▸ Written instruction:
Where a line of the material contains the string "Circuit", copy that line.

▸ Input records:
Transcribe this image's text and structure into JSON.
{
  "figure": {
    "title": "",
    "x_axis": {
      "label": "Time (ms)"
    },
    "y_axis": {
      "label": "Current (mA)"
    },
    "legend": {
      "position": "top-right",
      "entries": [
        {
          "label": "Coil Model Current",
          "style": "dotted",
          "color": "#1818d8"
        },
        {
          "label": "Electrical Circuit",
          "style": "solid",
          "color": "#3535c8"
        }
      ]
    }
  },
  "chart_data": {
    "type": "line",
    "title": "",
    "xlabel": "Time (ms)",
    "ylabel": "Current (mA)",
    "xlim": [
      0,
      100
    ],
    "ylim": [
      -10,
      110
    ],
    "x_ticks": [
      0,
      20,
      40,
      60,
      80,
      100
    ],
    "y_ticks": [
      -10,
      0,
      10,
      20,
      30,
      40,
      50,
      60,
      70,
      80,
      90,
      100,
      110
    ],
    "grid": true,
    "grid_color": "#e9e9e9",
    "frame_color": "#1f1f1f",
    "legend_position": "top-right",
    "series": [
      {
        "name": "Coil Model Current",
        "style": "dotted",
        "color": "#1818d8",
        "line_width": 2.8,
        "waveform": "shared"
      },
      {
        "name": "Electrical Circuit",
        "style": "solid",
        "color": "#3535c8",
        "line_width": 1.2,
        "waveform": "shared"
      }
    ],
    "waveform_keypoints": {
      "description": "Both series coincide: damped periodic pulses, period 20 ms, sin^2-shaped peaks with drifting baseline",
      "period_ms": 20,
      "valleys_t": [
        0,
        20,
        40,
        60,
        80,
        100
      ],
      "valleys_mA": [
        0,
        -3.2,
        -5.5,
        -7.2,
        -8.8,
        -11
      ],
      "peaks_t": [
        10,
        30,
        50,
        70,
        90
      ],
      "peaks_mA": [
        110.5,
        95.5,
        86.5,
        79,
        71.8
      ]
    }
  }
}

...

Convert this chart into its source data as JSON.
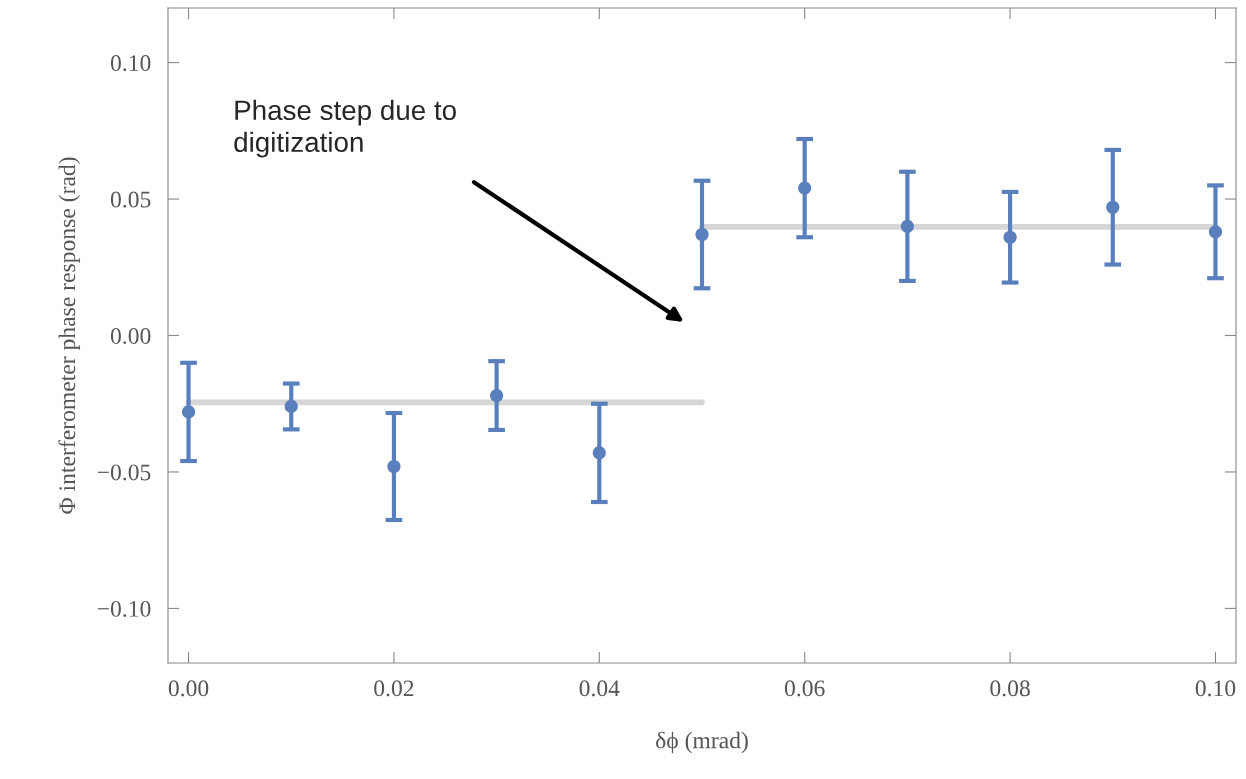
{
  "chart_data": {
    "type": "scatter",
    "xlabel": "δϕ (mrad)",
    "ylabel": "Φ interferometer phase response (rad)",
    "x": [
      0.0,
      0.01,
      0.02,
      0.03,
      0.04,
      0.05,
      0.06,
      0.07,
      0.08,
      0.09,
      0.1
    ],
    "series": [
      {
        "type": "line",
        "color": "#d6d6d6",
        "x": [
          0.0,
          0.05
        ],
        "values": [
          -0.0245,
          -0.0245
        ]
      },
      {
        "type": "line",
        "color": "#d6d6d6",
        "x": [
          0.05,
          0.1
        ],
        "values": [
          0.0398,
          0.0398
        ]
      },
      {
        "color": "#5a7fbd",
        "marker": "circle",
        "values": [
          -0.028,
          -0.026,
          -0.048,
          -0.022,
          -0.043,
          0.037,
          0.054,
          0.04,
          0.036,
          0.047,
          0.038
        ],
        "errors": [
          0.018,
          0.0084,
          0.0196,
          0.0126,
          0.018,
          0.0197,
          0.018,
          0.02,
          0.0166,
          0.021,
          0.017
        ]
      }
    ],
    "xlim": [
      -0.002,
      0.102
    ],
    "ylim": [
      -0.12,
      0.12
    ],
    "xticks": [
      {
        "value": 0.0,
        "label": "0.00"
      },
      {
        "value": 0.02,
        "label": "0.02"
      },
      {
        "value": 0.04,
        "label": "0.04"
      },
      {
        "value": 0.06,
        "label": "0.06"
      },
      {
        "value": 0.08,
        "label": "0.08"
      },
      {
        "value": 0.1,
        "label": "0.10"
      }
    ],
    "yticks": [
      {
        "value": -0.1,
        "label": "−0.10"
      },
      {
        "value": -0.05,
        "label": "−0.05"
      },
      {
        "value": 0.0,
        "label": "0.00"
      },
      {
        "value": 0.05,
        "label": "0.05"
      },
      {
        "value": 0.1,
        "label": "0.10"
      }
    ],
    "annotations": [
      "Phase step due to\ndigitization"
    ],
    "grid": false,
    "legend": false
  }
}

▸ Response to this task:
          "label": "Electrical Circuit",
        "name": "Electrical Circuit",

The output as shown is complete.